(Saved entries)
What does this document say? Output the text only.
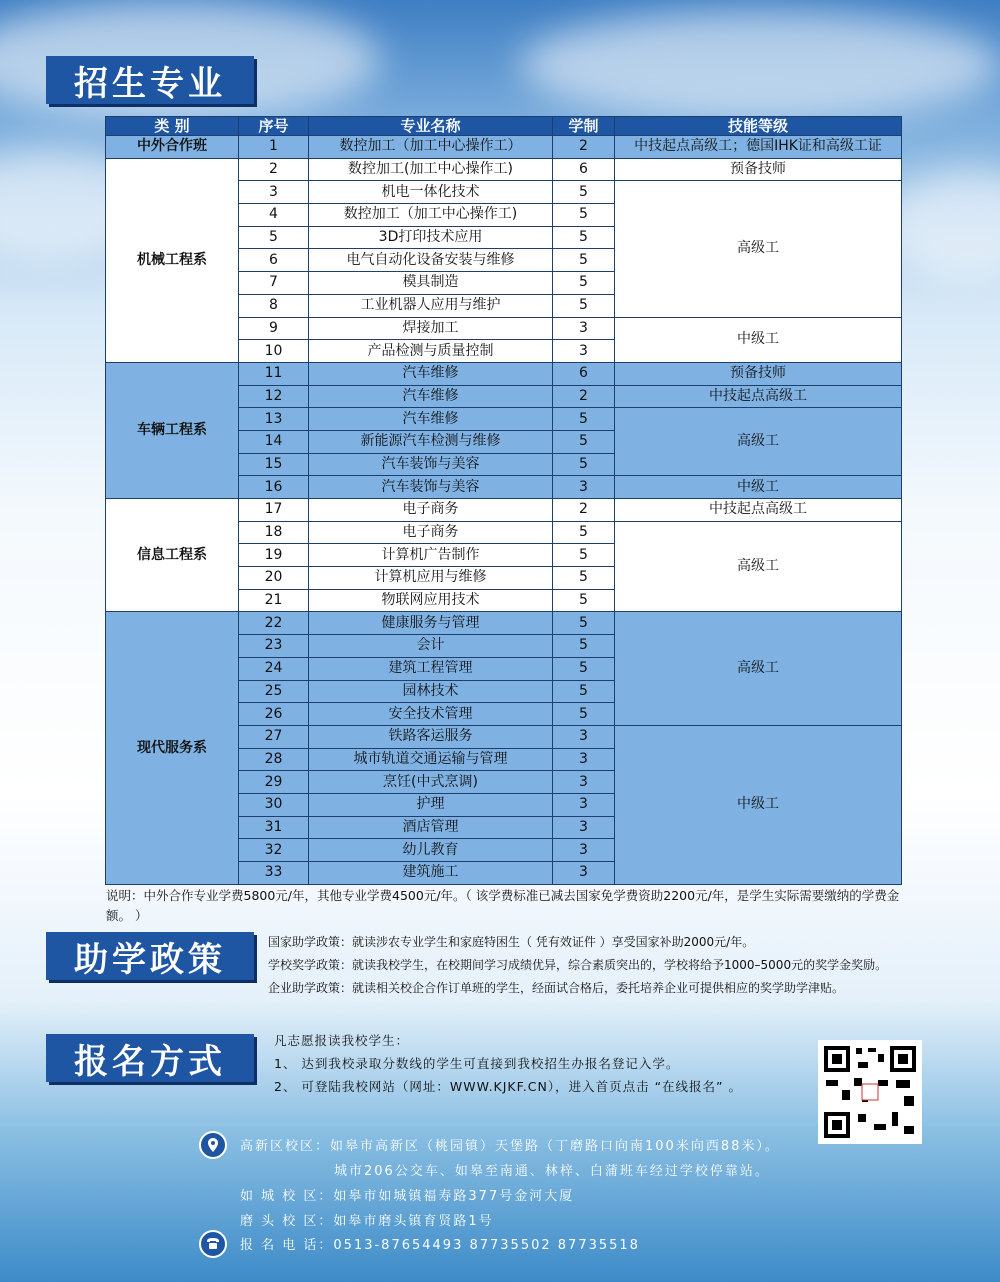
招生专业
类 别	序号	专业名称	学制	技能等级
中外合作班	1	数控加工（加工中心操作工）	2	中技起点高级工；德国IHK证和高级工证
机械工程系	2	数控加工(加工中心操作工)	6	预备技师
	3	机电一体化技术	5	高级工
	4	数控加工（加工中心操作工)	5	
	5	3D打印技术应用	5	
	6	电气自动化设备安装与维修	5	
	7	模具制造	5	
	8	工业机器人应用与维护	5	
	9	焊接加工	3	中级工
	10	产品检测与质量控制	3	
车辆工程系	11	汽车维修	6	预备技师
	12	汽车维修	2	中技起点高级工
	13	汽车维修	5	高级工
	14	新能源汽车检测与维修	5	
	15	汽车装饰与美容	5	
	16	汽车装饰与美容	3	中级工
信息工程系	17	电子商务	2	中技起点高级工
	18	电子商务	5	高级工
	19	计算机广告制作	5	
	20	计算机应用与维修	5	
	21	物联网应用技术	5	
现代服务系	22	健康服务与管理	5	高级工
	23	会计	5	
	24	建筑工程管理	5	
	25	园林技术	5	
	26	安全技术管理	5	
	27	铁路客运服务	3	中级工
	28	城市轨道交通运输与管理	3	
	29	烹饪(中式烹调)	3	
	30	护理	3	
	31	酒店管理	3	
	32	幼儿教育	3	
	33	建筑施工	3	
说明：中外合作专业学费5800元/年，其他专业学费4500元/年。（ 该学费标准已减去国家免学费资助2200元/年，是学生实际需要缴纳的学费金额。 ）
助学政策	国家助学政策：就读涉农专业学生和家庭特困生（ 凭有效证件 ）享受国家补助2000元/年。
学校奖学政策：就读我校学生，在校期间学习成绩优异，综合素质突出的，学校将给予1000–5000元的奖学金奖励。
企业助学政策：就读相关校企合作订单班的学生，经面试合格后，委托培养企业可提供相应的奖学助学津贴。
报名方式
凡志愿报读我校学生：
1、 达到我校录取分数线的学生可直接到我校招生办报名登记入学。
2、 可登陆我校网站（网址：WWW.KJKF.CN），进入首页点击 “在线报名” 。
高新区校区：如皋市高新区（桃园镇）天堡路（丁磨路口向南100米向西88米）。
城市206公交车、如皋至南通、林梓、白蒲班车经过学校停靠站。
如 城 校 区：如皋市如城镇福寿路377号金河大厦
磨 头 校 区：如皋市磨头镇育贤路1号
报 名 电 话：0513-87654493 87735502 87735518
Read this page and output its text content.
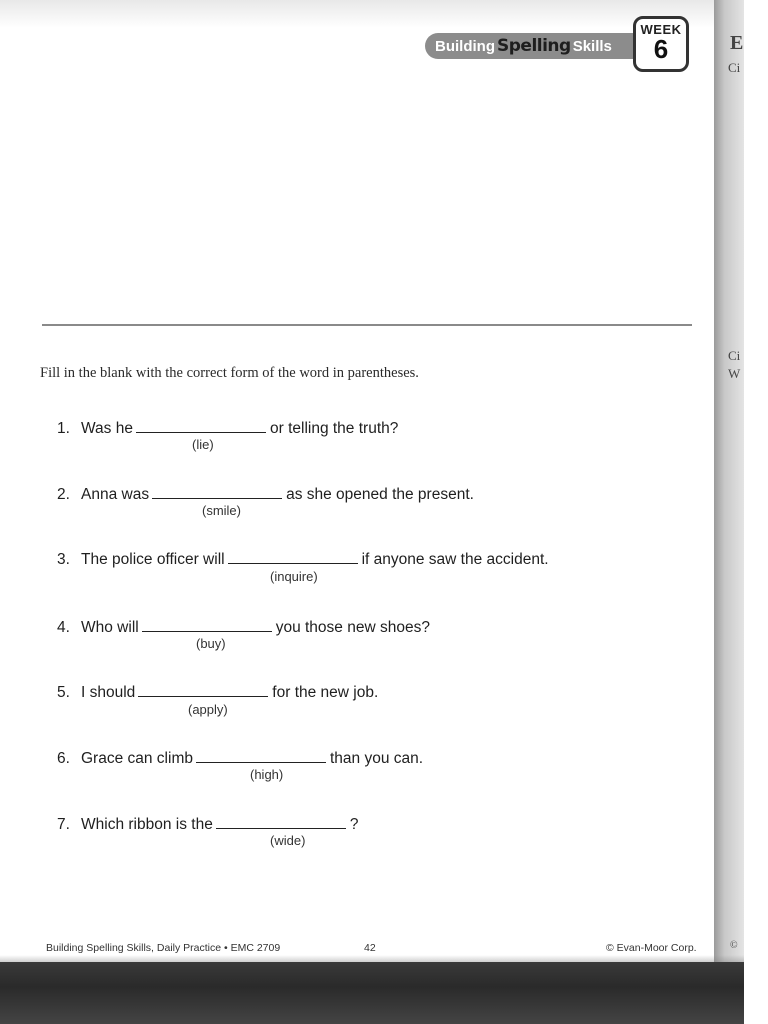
Building Spelling Skills
WEEK
6
Fill in the blank with the correct form of the word in parentheses.
1. Was he	or telling the truth?
(lie)
2. Anna was	as she opened the present.
(smile)
3. The police officer will	if anyone saw the accident.
(inquire)
4. Who will	you those new shoes?
(buy)
5. I should	for the new job.
(apply)
6. Grace can climb	than you can.
(high)
7. Which ribbon is the	?
(wide)
Building Spelling Skills, Daily Practice • EMC 2709	42	© Evan-Moor Corp.
E
Ci
Ci
W
©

▶ [Given request]
The records above are to be quoted exactly, with all pictures left out.

▶ [Result of this exercise]
What does this document say? Output the text only.
招生专业
类 别	序号	专业名称	学制	技能等级
中外合作班	1	数控加工（加工中心操作工）	2	中技起点高级工；德国IHK证和高级工证
机械工程系	2	数控加工(加工中心操作工)	6	预备技师
	3	机电一体化技术	5	高级工
	4	数控加工（加工中心操作工)	5	
	5	3D打印技术应用	5	
	6	电气自动化设备安装与维修	5	
	7	模具制造	5	
	8	工业机器人应用与维护	5	
	9	焊接加工	3	中级工
	10	产品检测与质量控制	3	
车辆工程系	11	汽车维修	6	预备技师
	12	汽车维修	2	中技起点高级工
	13	汽车维修	5	高级工
	14	新能源汽车检测与维修	5	
	15	汽车装饰与美容	5	
	16	汽车装饰与美容	3	中级工
信息工程系	17	电子商务	2	中技起点高级工
	18	电子商务	5	高级工
	19	计算机广告制作	5	
	20	计算机应用与维修	5	
	21	物联网应用技术	5	
现代服务系	22	健康服务与管理	5	高级工
	23	会计	5	
	24	建筑工程管理	5	
	25	园林技术	5	
	26	安全技术管理	5	
	27	铁路客运服务	3	中级工
	28	城市轨道交通运输与管理	3	
	29	烹饪(中式烹调)	3	
	30	护理	3	
	31	酒店管理	3	
	32	幼儿教育	3	
	33	建筑施工	3	
说明：中外合作专业学费5800元/年，其他专业学费4500元/年。（ 该学费标准已减去国家免学费资助2200元/年，是学生实际需要缴纳的学费金额。 ）
助学政策	国家助学政策：就读涉农专业学生和家庭特困生（ 凭有效证件 ）享受国家补助2000元/年。
学校奖学政策：就读我校学生，在校期间学习成绩优异，综合素质突出的，学校将给予1000–5000元的奖学金奖励。
企业助学政策：就读相关校企合作订单班的学生，经面试合格后，委托培养企业可提供相应的奖学助学津贴。
报名方式
凡志愿报读我校学生：
1、 达到我校录取分数线的学生可直接到我校招生办报名登记入学。
2、 可登陆我校网站（网址：WWW.KJKF.CN），进入首页点击 “在线报名” 。
高新区校区：如皋市高新区（桃园镇）天堡路（丁磨路口向南100米向西88米）。
城市206公交车、如皋至南通、林梓、白蒲班车经过学校停靠站。
如 城 校 区：如皋市如城镇福寿路377号金河大厦
磨 头 校 区：如皋市磨头镇育贤路1号
报 名 电 话：0513-87654493 87735502 87735518
Read this page and output its text content.
Building Spelling Skills
WEEK
6
Fill in the blank with the correct form of the word in parentheses.
1. Was he	or telling the truth?
(lie)
2. Anna was	as she opened the present.
(smile)
3. The police officer will	if anyone saw the accident.
(inquire)
4. Who will	you those new shoes?
(buy)
5. I should	for the new job.
(apply)
6. Grace can climb	than you can.
(high)
7. Which ribbon is the	?
(wide)
Building Spelling Skills, Daily Practice • EMC 2709	42	© Evan-Moor Corp.
E
Ci
Ci
W
©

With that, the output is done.